▶ Problem statement
Collect all lines from the listing that include the string "name".

Records from a collection of figures:
— start —

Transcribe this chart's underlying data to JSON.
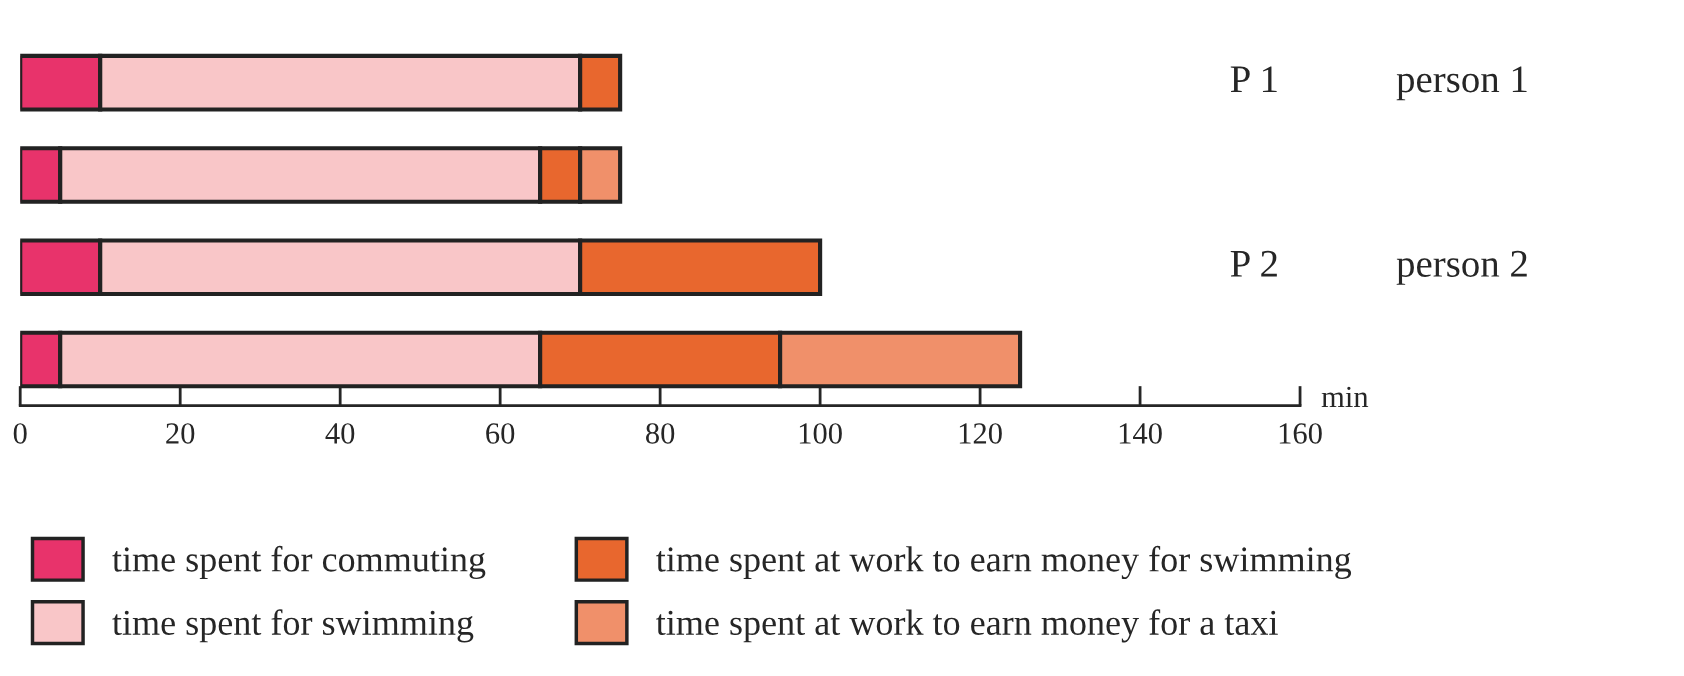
{
  "chart_data": {
    "type": "bar",
    "orientation": "horizontal",
    "stacked": true,
    "xlabel": "min",
    "categories": [
      null,
      null,
      null,
      null
    ],
    "series": [
      {
        "name": "time spent for commuting",
        "color": "#e8336b",
        "values": [
          10,
          5,
          10,
          5
        ]
      },
      {
        "name": "time spent for swimming",
        "color": "#f9c6c8",
        "values": [
          60,
          60,
          60,
          60
        ]
      },
      {
        "name": "time spent at work to earn money for swimming",
        "color": "#e8672e",
        "values": [
          5,
          5,
          30,
          30
        ]
      },
      {
        "name": "time spent at work to earn money for a taxi",
        "color": "#f0906a",
        "values": [
          null,
          5,
          null,
          30
        ]
      }
    ],
    "xlim": [
      0,
      160
    ],
    "xticks": [
      0,
      20,
      40,
      60,
      80,
      100,
      120,
      140,
      160
    ],
    "tick_labels": "x",
    "legend": "bottom",
    "grid": false,
    "annotations": [
      "P 1",
      "person 1",
      "P 2",
      "person 2"
    ]
  }
}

— end —

▶ Reply to the task
        "name": "time spent for commuting",
        "name": "time spent for swimming",
        "name": "time spent at work to earn money for swimming",
        "name": "time spent at work to earn money for a taxi",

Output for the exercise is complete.